**To be done:** Gather, from the listing beneath this task, every line holding the string "быть".

[Entries taken from a collection]
++++++

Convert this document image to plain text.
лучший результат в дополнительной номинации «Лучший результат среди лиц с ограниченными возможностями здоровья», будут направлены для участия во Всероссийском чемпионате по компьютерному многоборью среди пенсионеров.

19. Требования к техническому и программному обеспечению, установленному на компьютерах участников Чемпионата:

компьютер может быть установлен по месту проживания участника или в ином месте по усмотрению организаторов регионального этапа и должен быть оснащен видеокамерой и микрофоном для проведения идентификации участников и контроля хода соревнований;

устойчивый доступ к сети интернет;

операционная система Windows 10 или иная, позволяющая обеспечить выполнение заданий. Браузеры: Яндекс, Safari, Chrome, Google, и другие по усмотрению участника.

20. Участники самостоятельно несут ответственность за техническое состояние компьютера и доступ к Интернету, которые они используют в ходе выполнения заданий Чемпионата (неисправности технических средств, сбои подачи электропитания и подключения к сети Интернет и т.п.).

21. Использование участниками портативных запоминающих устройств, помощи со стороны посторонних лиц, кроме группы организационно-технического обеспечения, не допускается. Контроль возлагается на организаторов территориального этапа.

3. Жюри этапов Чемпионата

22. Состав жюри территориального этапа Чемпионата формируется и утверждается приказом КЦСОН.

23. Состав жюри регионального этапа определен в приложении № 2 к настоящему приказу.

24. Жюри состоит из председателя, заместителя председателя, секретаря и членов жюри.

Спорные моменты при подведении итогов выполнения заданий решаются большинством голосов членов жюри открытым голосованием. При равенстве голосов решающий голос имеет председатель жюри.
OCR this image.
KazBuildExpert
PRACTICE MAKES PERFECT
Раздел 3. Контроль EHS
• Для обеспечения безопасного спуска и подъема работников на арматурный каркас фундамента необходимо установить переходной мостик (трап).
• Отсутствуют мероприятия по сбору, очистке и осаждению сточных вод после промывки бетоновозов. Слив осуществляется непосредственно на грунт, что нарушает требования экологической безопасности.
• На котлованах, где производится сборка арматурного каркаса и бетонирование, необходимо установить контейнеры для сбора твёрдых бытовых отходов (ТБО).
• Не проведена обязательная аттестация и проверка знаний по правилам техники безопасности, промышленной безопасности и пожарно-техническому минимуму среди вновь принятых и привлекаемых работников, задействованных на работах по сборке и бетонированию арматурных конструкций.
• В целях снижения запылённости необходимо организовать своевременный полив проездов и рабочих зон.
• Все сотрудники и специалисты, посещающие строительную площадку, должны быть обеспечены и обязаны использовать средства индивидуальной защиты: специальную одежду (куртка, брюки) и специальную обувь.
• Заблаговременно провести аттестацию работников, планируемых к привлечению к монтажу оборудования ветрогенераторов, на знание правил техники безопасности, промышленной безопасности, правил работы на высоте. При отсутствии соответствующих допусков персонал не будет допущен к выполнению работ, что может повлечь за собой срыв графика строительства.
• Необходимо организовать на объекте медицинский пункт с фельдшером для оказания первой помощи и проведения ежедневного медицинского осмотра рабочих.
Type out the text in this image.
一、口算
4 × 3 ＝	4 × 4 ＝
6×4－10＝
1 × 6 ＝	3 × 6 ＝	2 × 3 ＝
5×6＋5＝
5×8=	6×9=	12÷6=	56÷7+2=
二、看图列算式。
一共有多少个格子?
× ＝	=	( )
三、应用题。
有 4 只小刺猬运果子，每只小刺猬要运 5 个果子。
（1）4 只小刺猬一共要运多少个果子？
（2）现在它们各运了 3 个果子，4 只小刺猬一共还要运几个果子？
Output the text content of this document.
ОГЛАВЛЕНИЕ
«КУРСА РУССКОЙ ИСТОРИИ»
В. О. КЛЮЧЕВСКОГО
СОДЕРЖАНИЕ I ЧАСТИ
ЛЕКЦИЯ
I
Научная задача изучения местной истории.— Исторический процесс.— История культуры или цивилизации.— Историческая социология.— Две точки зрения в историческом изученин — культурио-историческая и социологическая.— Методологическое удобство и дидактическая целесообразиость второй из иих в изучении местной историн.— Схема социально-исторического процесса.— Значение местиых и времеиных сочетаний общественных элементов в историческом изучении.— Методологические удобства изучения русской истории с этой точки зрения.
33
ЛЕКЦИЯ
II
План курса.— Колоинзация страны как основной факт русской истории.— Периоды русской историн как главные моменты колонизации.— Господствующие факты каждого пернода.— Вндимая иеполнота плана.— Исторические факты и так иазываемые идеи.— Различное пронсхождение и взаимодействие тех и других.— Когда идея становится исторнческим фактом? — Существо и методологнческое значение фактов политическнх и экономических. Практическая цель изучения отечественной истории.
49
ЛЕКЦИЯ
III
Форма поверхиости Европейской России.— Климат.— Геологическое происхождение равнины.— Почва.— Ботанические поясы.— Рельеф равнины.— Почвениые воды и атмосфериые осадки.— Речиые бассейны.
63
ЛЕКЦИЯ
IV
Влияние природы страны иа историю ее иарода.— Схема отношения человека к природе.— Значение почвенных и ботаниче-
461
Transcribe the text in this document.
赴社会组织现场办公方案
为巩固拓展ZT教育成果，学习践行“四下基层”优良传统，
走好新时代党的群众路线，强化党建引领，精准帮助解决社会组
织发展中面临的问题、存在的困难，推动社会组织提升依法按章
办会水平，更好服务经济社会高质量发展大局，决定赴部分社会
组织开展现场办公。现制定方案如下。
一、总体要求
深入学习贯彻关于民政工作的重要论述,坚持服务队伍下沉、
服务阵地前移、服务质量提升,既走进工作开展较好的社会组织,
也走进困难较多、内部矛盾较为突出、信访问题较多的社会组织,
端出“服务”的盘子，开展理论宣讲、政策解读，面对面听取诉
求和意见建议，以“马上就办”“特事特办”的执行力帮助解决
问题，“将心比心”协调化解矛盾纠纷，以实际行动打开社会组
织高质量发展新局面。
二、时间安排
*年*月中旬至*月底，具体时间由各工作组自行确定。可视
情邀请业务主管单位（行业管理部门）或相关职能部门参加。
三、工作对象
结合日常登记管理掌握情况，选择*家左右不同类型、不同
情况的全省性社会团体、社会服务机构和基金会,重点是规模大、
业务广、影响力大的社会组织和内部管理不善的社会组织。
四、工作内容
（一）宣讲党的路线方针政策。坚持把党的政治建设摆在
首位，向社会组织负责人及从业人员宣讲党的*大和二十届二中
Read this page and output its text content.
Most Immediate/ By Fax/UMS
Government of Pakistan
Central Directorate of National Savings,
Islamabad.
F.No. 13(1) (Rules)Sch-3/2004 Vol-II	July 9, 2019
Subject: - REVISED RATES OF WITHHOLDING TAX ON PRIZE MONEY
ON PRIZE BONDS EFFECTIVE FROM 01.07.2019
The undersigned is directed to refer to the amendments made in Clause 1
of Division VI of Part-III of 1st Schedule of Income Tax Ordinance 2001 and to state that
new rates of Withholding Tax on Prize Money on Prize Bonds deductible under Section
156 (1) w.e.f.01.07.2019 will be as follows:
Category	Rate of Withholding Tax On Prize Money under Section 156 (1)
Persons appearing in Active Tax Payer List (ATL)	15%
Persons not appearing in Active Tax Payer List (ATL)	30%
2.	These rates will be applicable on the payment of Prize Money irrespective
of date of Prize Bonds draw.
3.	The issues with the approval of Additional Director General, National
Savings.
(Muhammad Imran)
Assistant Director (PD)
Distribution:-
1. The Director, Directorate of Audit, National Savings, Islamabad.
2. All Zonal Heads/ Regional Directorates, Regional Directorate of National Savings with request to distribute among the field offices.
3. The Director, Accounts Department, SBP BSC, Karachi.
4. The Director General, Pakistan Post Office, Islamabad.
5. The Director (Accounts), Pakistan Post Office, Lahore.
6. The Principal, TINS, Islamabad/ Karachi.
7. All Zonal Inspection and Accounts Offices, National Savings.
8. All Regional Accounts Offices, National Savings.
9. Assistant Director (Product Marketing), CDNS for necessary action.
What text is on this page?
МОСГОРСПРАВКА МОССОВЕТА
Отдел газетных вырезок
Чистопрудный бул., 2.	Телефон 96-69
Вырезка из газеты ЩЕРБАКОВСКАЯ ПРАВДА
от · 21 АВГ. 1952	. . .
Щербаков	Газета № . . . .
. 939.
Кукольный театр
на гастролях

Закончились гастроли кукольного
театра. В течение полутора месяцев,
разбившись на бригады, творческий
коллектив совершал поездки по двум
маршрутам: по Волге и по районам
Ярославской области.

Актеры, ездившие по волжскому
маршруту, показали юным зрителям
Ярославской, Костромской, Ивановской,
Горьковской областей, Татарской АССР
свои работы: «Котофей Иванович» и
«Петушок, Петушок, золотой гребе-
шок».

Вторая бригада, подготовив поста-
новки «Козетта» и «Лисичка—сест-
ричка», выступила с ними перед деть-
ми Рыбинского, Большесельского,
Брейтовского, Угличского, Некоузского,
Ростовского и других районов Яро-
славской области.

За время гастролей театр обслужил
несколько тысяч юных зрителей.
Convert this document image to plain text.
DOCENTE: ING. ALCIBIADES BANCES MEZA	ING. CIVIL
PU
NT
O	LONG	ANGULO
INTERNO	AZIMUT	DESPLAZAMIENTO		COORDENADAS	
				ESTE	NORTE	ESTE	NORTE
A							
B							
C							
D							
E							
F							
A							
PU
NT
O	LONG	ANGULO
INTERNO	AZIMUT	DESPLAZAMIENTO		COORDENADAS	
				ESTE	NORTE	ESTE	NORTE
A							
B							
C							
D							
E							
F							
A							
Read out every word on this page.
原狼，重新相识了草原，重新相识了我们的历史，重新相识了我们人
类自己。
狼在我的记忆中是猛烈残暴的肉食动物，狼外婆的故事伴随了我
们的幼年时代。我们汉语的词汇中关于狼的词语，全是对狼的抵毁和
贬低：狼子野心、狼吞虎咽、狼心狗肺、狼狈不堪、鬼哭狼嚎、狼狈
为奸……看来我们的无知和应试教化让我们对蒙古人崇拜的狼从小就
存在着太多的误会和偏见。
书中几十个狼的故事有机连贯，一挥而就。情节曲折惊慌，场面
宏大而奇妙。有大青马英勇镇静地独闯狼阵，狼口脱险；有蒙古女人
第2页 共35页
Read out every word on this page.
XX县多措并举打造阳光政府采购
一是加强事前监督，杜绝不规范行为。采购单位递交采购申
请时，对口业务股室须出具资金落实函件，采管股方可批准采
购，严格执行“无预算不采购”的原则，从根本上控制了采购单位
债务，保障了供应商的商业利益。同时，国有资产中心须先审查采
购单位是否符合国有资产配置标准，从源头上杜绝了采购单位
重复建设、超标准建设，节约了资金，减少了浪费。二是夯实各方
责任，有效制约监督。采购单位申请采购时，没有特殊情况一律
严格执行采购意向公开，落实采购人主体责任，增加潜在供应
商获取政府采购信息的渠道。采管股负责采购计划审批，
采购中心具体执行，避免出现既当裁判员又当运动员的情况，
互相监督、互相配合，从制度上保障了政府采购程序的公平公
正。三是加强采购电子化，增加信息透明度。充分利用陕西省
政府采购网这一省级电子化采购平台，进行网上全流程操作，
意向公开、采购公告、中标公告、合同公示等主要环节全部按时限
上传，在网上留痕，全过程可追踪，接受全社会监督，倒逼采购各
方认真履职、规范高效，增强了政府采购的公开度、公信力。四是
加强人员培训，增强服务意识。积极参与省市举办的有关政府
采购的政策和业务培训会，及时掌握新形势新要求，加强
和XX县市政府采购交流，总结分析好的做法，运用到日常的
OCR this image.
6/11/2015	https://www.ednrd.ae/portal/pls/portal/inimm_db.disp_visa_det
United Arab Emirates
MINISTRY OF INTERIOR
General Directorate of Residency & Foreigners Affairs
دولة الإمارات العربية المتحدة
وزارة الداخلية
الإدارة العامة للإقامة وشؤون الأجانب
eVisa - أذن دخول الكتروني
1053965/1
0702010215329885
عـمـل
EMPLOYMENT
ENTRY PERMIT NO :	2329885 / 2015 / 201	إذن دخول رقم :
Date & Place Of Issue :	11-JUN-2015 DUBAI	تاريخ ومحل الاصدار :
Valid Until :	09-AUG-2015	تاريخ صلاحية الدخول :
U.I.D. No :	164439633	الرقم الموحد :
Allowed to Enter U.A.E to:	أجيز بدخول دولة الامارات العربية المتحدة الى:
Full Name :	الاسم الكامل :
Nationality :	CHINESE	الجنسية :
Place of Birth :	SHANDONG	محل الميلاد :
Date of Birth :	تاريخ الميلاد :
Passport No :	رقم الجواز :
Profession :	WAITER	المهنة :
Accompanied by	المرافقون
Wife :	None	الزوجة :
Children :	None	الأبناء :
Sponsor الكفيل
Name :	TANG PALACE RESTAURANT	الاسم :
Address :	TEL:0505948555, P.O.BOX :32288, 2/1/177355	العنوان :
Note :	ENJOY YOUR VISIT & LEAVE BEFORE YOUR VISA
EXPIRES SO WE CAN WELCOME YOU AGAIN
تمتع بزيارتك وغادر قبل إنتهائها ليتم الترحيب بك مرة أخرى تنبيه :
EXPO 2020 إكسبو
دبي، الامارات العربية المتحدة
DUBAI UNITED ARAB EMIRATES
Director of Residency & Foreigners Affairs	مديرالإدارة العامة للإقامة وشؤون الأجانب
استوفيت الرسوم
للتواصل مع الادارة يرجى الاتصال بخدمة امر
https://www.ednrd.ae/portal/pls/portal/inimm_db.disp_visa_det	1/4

++++++

**Solution below:**
компьютер может быть установлен по месту проживания участника или в ином месте по усмотрению организаторов регионального этапа и должен быть оснащен видеокамерой и микрофоном для проведения идентификации участников и контроля хода соревнований;
• Все сотрудники и специалисты, посещающие строительную площадку, должны быть обеспечены и обязаны использовать средства индивидуальной защиты: специальную одежду (куртка, брюки) и специальную обувь.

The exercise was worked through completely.